• [WHAT THE TASK REQUIRES]: Each line of the records that follow must come back exactly, with pictures skipped.

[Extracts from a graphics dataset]
Content starts

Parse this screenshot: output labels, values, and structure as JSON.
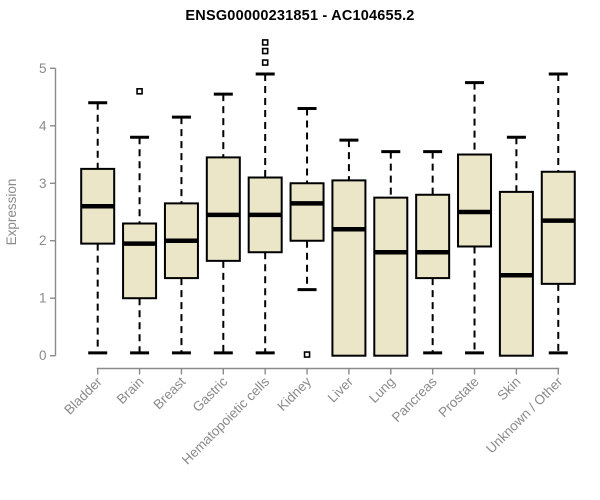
{
  "chart_data": {
    "type": "boxplot",
    "title": "ENSG00000231851 - AC104655.2",
    "ylabel": "Expression",
    "xlabel": "",
    "ylim": [
      0,
      5
    ],
    "yticks": [
      0,
      1,
      2,
      3,
      4,
      5
    ],
    "grid": false,
    "legend": "none",
    "categories": [
      "Bladder",
      "Brain",
      "Breast",
      "Gastric",
      "Hematopoietic cells",
      "Kidney",
      "Liver",
      "Lung",
      "Pancreas",
      "Prostate",
      "Skin",
      "Unknown / Other"
    ],
    "series": [
      {
        "category": "Bladder",
        "whisker_low": 0.05,
        "q1": 1.95,
        "median": 2.6,
        "q3": 3.25,
        "whisker_high": 4.4,
        "outliers": []
      },
      {
        "category": "Brain",
        "whisker_low": 0.05,
        "q1": 1.0,
        "median": 1.95,
        "q3": 2.3,
        "whisker_high": 3.8,
        "outliers": [
          4.6
        ]
      },
      {
        "category": "Breast",
        "whisker_low": 0.05,
        "q1": 1.35,
        "median": 2.0,
        "q3": 2.65,
        "whisker_high": 4.15,
        "outliers": []
      },
      {
        "category": "Gastric",
        "whisker_low": 0.05,
        "q1": 1.65,
        "median": 2.45,
        "q3": 3.45,
        "whisker_high": 4.55,
        "outliers": []
      },
      {
        "category": "Hematopoietic cells",
        "whisker_low": 0.05,
        "q1": 1.8,
        "median": 2.45,
        "q3": 3.1,
        "whisker_high": 4.9,
        "outliers": [
          5.1,
          5.3,
          5.45
        ]
      },
      {
        "category": "Kidney",
        "whisker_low": 1.15,
        "q1": 2.0,
        "median": 2.65,
        "q3": 3.0,
        "whisker_high": 4.3,
        "outliers": [
          0.02
        ]
      },
      {
        "category": "Liver",
        "whisker_low": 0.0,
        "q1": 0.0,
        "median": 2.2,
        "q3": 3.05,
        "whisker_high": 3.75,
        "outliers": []
      },
      {
        "category": "Lung",
        "whisker_low": 0.0,
        "q1": 0.0,
        "median": 1.8,
        "q3": 2.75,
        "whisker_high": 3.55,
        "outliers": []
      },
      {
        "category": "Pancreas",
        "whisker_low": 0.05,
        "q1": 1.35,
        "median": 1.8,
        "q3": 2.8,
        "whisker_high": 3.55,
        "outliers": []
      },
      {
        "category": "Prostate",
        "whisker_low": 0.05,
        "q1": 1.9,
        "median": 2.5,
        "q3": 3.5,
        "whisker_high": 4.75,
        "outliers": []
      },
      {
        "category": "Skin",
        "whisker_low": 0.0,
        "q1": 0.0,
        "median": 1.4,
        "q3": 2.85,
        "whisker_high": 3.8,
        "outliers": []
      },
      {
        "category": "Unknown / Other",
        "whisker_low": 0.05,
        "q1": 1.25,
        "median": 2.35,
        "q3": 3.2,
        "whisker_high": 4.9,
        "outliers": []
      }
    ],
    "colors": {
      "box_fill": "#ECE6C9",
      "box_stroke": "#000000",
      "median": "#000000",
      "whisker": "#000000",
      "axis": "#8a8a8a",
      "tick_label": "#8a8a8a",
      "title": "#000000",
      "background": "#ffffff"
    }
  }
}
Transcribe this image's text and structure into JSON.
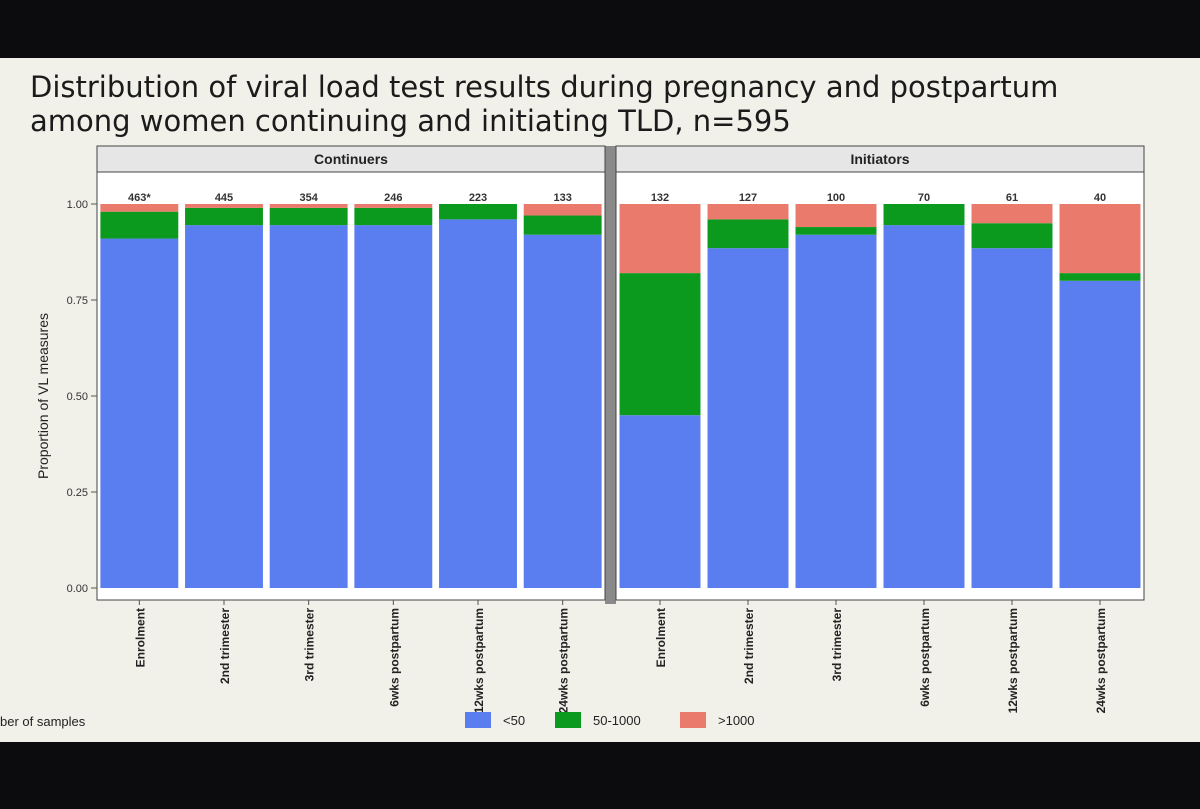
{
  "slide": {
    "title_line1": "Distribution of viral load test results during pregnancy and postpartum",
    "title_line2": "among  women continuing and initiating TLD,  n=595",
    "footnote": "ber of samples"
  },
  "chart_data": {
    "type": "bar",
    "stacked": true,
    "ylabel": "Proportion of VL measures",
    "ylim": [
      0,
      1.0
    ],
    "yticks": [
      "0.00",
      "0.25",
      "0.50",
      "0.75",
      "1.00"
    ],
    "legend": {
      "placement": "bottom",
      "entries": [
        "<50",
        "50-1000",
        ">1000"
      ]
    },
    "colors": {
      "<50": "#5a7df0",
      "50-1000": "#0b9a1e",
      ">1000": "#ea7a6c",
      "panel_bg": "#ffffff",
      "strip_bg": "#e6e6e6"
    },
    "panels": [
      {
        "name": "Continuers",
        "categories": [
          "Enrolment",
          "2nd trimester",
          "3rd trimester",
          "6wks postpartum",
          "12wks postpartum",
          "24wks postpartum"
        ],
        "counts": [
          "463*",
          "445",
          "354",
          "246",
          "223",
          "133"
        ],
        "series": [
          {
            "name": "<50",
            "values": [
              0.91,
              0.945,
              0.945,
              0.945,
              0.96,
              0.92
            ]
          },
          {
            "name": "50-1000",
            "values": [
              0.07,
              0.045,
              0.045,
              0.045,
              0.04,
              0.05
            ]
          },
          {
            "name": ">1000",
            "values": [
              0.02,
              0.01,
              0.01,
              0.01,
              0.0,
              0.03
            ]
          }
        ]
      },
      {
        "name": "Initiators",
        "categories": [
          "Enrolment",
          "2nd trimester",
          "3rd trimester",
          "6wks postpartum",
          "12wks postpartum",
          "24wks postpartum"
        ],
        "counts": [
          "132",
          "127",
          "100",
          "70",
          "61",
          "40"
        ],
        "series": [
          {
            "name": "<50",
            "values": [
              0.45,
              0.885,
              0.92,
              0.945,
              0.885,
              0.8
            ]
          },
          {
            "name": "50-1000",
            "values": [
              0.37,
              0.075,
              0.02,
              0.055,
              0.065,
              0.02
            ]
          },
          {
            "name": ">1000",
            "values": [
              0.18,
              0.04,
              0.06,
              0.0,
              0.05,
              0.18
            ]
          }
        ]
      }
    ]
  }
}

Content ends

• [YOUR SOLUTION]:
Parse this screenshot: output labels, values, and structure as JSON.
{
  "chart_data": {
    "type": "boxplot",
    "title": "ENSG00000231851 - AC104655.2",
    "ylabel": "Expression",
    "xlabel": "",
    "ylim": [
      0,
      5
    ],
    "yticks": [
      0,
      1,
      2,
      3,
      4,
      5
    ],
    "grid": false,
    "legend": "none",
    "categories": [
      "Bladder",
      "Brain",
      "Breast",
      "Gastric",
      "Hematopoietic cells",
      "Kidney",
      "Liver",
      "Lung",
      "Pancreas",
      "Prostate",
      "Skin",
      "Unknown / Other"
    ],
    "series": [
      {
        "category": "Bladder",
        "whisker_low": 0.05,
        "q1": 1.95,
        "median": 2.6,
        "q3": 3.25,
        "whisker_high": 4.4,
        "outliers": []
      },
      {
        "category": "Brain",
        "whisker_low": 0.05,
        "q1": 1.0,
        "median": 1.95,
        "q3": 2.3,
        "whisker_high": 3.8,
        "outliers": [
          4.6
        ]
      },
      {
        "category": "Breast",
        "whisker_low": 0.05,
        "q1": 1.35,
        "median": 2.0,
        "q3": 2.65,
        "whisker_high": 4.15,
        "outliers": []
      },
      {
        "category": "Gastric",
        "whisker_low": 0.05,
        "q1": 1.65,
        "median": 2.45,
        "q3": 3.45,
        "whisker_high": 4.55,
        "outliers": []
      },
      {
        "category": "Hematopoietic cells",
        "whisker_low": 0.05,
        "q1": 1.8,
        "median": 2.45,
        "q3": 3.1,
        "whisker_high": 4.9,
        "outliers": [
          5.1,
          5.3,
          5.45
        ]
      },
      {
        "category": "Kidney",
        "whisker_low": 1.15,
        "q1": 2.0,
        "median": 2.65,
        "q3": 3.0,
        "whisker_high": 4.3,
        "outliers": [
          0.02
        ]
      },
      {
        "category": "Liver",
        "whisker_low": 0.0,
        "q1": 0.0,
        "median": 2.2,
        "q3": 3.05,
        "whisker_high": 3.75,
        "outliers": []
      },
      {
        "category": "Lung",
        "whisker_low": 0.0,
        "q1": 0.0,
        "median": 1.8,
        "q3": 2.75,
        "whisker_high": 3.55,
        "outliers": []
      },
      {
        "category": "Pancreas",
        "whisker_low": 0.05,
        "q1": 1.35,
        "median": 1.8,
        "q3": 2.8,
        "whisker_high": 3.55,
        "outliers": []
      },
      {
        "category": "Prostate",
        "whisker_low": 0.05,
        "q1": 1.9,
        "median": 2.5,
        "q3": 3.5,
        "whisker_high": 4.75,
        "outliers": []
      },
      {
        "category": "Skin",
        "whisker_low": 0.0,
        "q1": 0.0,
        "median": 1.4,
        "q3": 2.85,
        "whisker_high": 3.8,
        "outliers": []
      },
      {
        "category": "Unknown / Other",
        "whisker_low": 0.05,
        "q1": 1.25,
        "median": 2.35,
        "q3": 3.2,
        "whisker_high": 4.9,
        "outliers": []
      }
    ],
    "colors": {
      "box_fill": "#ECE6C9",
      "box_stroke": "#000000",
      "median": "#000000",
      "whisker": "#000000",
      "axis": "#8a8a8a",
      "tick_label": "#8a8a8a",
      "title": "#000000",
      "background": "#ffffff"
    }
  }
}
Transcribe this image's text and structure into JSON.
{
  "slide": {
    "title_line1": "Distribution of viral load test results during pregnancy and postpartum",
    "title_line2": "among  women continuing and initiating TLD,  n=595",
    "footnote": "ber of samples"
  },
  "chart_data": {
    "type": "bar",
    "stacked": true,
    "ylabel": "Proportion of VL measures",
    "ylim": [
      0,
      1.0
    ],
    "yticks": [
      "0.00",
      "0.25",
      "0.50",
      "0.75",
      "1.00"
    ],
    "legend": {
      "placement": "bottom",
      "entries": [
        "<50",
        "50-1000",
        ">1000"
      ]
    },
    "colors": {
      "<50": "#5a7df0",
      "50-1000": "#0b9a1e",
      ">1000": "#ea7a6c",
      "panel_bg": "#ffffff",
      "strip_bg": "#e6e6e6"
    },
    "panels": [
      {
        "name": "Continuers",
        "categories": [
          "Enrolment",
          "2nd trimester",
          "3rd trimester",
          "6wks postpartum",
          "12wks postpartum",
          "24wks postpartum"
        ],
        "counts": [
          "463*",
          "445",
          "354",
          "246",
          "223",
          "133"
        ],
        "series": [
          {
            "name": "<50",
            "values": [
              0.91,
              0.945,
              0.945,
              0.945,
              0.96,
              0.92
            ]
          },
          {
            "name": "50-1000",
            "values": [
              0.07,
              0.045,
              0.045,
              0.045,
              0.04,
              0.05
            ]
          },
          {
            "name": ">1000",
            "values": [
              0.02,
              0.01,
              0.01,
              0.01,
              0.0,
              0.03
            ]
          }
        ]
      },
      {
        "name": "Initiators",
        "categories": [
          "Enrolment",
          "2nd trimester",
          "3rd trimester",
          "6wks postpartum",
          "12wks postpartum",
          "24wks postpartum"
        ],
        "counts": [
          "132",
          "127",
          "100",
          "70",
          "61",
          "40"
        ],
        "series": [
          {
            "name": "<50",
            "values": [
              0.45,
              0.885,
              0.92,
              0.945,
              0.885,
              0.8
            ]
          },
          {
            "name": "50-1000",
            "values": [
              0.37,
              0.075,
              0.02,
              0.055,
              0.065,
              0.02
            ]
          },
          {
            "name": ">1000",
            "values": [
              0.18,
              0.04,
              0.06,
              0.0,
              0.05,
              0.18
            ]
          }
        ]
      }
    ]
  }
}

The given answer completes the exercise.